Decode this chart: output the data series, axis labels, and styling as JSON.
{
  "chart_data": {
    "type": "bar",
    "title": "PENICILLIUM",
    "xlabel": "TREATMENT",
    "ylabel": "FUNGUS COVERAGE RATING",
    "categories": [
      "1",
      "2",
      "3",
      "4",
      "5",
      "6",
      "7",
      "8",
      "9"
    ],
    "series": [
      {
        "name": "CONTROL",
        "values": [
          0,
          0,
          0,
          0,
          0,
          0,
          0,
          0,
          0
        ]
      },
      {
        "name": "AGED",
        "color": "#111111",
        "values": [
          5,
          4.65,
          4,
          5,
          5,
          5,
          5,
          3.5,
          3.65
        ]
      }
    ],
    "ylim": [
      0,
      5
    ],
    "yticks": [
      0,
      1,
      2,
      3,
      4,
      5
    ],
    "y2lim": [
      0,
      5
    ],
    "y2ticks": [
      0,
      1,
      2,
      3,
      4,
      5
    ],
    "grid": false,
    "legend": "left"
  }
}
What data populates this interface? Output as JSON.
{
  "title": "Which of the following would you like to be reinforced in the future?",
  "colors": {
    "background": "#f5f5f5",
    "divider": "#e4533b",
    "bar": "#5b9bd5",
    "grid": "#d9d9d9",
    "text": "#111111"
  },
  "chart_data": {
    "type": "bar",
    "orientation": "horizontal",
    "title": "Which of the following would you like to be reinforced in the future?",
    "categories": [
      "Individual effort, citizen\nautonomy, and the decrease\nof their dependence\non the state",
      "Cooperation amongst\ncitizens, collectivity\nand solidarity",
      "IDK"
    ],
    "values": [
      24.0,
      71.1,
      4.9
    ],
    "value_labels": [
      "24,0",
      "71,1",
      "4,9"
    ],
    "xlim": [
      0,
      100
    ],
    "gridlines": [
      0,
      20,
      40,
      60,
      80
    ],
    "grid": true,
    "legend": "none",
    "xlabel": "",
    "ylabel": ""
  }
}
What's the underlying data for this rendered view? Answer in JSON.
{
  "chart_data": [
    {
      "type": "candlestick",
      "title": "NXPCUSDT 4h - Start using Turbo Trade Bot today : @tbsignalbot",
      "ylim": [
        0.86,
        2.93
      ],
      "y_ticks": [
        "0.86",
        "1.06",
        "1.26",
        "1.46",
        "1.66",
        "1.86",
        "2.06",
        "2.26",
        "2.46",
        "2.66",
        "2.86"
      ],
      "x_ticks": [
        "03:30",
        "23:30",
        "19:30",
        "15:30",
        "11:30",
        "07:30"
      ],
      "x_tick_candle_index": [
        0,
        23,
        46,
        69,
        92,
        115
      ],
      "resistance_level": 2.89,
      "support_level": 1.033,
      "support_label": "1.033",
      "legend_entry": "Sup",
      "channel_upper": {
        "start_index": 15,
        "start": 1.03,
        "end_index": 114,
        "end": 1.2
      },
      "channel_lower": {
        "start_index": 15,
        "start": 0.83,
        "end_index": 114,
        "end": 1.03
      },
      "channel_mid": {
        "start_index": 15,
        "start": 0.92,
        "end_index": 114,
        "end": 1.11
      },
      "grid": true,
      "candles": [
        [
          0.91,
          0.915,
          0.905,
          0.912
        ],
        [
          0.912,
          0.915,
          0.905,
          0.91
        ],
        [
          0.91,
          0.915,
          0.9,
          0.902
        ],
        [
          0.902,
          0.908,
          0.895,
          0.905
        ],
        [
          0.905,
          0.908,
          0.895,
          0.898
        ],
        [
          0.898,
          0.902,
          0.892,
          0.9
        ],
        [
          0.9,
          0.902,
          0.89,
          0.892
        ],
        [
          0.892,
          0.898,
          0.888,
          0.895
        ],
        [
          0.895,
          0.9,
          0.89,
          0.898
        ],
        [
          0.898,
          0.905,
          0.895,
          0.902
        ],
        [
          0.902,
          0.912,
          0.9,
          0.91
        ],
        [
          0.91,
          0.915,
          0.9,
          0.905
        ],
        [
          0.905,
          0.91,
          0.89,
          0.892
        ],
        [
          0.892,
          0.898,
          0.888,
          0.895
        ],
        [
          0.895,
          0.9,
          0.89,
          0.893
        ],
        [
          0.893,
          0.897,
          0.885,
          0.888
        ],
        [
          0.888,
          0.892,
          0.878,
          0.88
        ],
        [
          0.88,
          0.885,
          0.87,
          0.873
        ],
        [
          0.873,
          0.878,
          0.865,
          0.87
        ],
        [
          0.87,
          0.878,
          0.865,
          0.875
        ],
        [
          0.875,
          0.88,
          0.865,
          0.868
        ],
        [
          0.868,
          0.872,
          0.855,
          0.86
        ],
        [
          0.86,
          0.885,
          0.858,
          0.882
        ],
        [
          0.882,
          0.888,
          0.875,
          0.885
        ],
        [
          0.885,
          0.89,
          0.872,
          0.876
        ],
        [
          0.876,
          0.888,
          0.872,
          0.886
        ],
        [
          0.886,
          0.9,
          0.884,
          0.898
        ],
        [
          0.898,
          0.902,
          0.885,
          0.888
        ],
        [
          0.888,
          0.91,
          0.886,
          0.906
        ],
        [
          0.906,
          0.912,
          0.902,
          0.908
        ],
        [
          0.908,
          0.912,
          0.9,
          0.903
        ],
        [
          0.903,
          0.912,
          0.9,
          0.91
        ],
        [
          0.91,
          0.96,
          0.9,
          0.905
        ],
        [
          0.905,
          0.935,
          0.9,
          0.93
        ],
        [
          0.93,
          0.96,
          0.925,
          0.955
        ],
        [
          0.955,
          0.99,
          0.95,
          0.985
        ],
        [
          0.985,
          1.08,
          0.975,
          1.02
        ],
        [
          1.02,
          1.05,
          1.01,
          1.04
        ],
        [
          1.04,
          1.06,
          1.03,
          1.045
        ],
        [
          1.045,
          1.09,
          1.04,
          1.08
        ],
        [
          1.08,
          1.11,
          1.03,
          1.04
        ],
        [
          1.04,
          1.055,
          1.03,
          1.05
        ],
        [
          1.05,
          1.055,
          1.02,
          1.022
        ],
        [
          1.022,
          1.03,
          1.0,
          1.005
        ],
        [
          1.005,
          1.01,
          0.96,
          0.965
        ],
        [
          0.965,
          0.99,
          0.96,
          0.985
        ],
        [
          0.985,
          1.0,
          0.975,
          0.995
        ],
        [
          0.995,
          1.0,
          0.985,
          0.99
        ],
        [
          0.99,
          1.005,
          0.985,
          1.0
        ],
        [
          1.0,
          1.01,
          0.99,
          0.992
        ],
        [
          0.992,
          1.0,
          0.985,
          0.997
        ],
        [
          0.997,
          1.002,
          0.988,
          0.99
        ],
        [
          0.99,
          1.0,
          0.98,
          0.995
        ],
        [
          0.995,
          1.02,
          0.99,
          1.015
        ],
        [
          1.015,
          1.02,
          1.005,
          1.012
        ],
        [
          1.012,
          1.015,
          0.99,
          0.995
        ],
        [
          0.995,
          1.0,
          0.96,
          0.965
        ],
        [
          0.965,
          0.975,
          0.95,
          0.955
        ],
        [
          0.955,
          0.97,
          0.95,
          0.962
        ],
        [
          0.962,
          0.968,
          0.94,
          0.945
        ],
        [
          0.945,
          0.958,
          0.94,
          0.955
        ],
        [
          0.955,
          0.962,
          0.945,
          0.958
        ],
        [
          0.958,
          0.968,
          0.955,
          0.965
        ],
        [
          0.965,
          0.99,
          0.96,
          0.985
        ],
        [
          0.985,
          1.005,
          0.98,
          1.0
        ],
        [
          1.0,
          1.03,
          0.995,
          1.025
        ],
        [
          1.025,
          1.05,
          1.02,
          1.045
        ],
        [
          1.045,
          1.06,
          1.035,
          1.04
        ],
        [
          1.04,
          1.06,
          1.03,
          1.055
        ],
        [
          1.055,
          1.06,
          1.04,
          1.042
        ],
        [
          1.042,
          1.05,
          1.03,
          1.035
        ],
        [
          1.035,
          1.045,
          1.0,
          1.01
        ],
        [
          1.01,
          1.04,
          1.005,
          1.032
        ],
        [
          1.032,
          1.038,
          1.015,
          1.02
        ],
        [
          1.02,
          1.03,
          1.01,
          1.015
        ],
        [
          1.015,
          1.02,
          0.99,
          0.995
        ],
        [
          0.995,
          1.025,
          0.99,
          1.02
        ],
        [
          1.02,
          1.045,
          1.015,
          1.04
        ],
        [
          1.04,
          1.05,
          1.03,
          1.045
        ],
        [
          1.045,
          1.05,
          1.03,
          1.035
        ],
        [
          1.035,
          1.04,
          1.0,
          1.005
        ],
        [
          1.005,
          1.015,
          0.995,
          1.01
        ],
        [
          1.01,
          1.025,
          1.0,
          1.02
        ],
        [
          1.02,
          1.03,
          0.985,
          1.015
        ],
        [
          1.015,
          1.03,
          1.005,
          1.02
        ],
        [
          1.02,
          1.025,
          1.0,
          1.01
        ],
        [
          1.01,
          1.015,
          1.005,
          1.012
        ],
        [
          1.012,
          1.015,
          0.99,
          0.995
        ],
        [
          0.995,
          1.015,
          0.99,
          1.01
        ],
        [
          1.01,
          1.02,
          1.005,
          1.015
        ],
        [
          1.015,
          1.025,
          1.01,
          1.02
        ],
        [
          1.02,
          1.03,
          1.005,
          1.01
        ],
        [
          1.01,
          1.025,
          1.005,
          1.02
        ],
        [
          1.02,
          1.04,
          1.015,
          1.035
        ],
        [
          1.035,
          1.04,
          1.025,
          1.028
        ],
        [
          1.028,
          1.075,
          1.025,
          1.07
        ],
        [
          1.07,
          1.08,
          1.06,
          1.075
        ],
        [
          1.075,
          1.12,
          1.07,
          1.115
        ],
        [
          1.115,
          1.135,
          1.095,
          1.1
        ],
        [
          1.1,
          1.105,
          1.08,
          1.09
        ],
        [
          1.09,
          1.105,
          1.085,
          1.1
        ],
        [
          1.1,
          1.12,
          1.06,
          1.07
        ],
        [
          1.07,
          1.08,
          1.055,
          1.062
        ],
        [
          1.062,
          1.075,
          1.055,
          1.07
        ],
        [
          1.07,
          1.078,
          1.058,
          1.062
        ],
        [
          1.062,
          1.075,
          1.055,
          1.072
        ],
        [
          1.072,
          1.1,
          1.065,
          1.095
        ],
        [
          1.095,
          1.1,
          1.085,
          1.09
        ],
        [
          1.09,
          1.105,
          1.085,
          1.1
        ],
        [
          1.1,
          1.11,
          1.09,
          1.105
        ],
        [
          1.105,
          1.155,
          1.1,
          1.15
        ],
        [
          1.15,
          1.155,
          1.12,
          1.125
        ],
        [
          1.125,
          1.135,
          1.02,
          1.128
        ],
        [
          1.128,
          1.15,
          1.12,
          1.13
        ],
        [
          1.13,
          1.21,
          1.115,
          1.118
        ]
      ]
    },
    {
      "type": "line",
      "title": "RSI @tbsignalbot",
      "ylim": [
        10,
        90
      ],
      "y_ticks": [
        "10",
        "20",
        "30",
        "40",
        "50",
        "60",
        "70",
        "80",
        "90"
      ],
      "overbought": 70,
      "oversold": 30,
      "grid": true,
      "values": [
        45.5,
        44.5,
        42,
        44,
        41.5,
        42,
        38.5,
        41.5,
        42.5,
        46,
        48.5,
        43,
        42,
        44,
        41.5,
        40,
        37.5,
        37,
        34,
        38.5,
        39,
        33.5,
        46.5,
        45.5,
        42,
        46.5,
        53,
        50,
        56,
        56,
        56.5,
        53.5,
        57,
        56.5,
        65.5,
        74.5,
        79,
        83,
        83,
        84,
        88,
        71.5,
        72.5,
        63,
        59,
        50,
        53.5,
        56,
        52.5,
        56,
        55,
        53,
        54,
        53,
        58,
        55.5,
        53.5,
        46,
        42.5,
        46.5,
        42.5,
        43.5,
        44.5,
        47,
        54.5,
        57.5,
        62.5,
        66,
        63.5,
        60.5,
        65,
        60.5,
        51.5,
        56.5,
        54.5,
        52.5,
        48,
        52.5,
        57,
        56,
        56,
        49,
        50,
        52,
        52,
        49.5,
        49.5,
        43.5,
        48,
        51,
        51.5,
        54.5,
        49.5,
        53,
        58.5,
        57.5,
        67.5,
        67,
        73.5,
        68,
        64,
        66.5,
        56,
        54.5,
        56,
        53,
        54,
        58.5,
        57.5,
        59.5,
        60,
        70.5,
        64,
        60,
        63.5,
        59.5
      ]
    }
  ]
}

■ EXERCISE GOAL: Filter the records, keeping only lines that contain "reinforced", and show those lines.

■ COMPLETE ANSWER:
  "title": "Which of the following would you like to be reinforced in the future?",
    "title": "Which of the following would you like to be reinforced in the future?",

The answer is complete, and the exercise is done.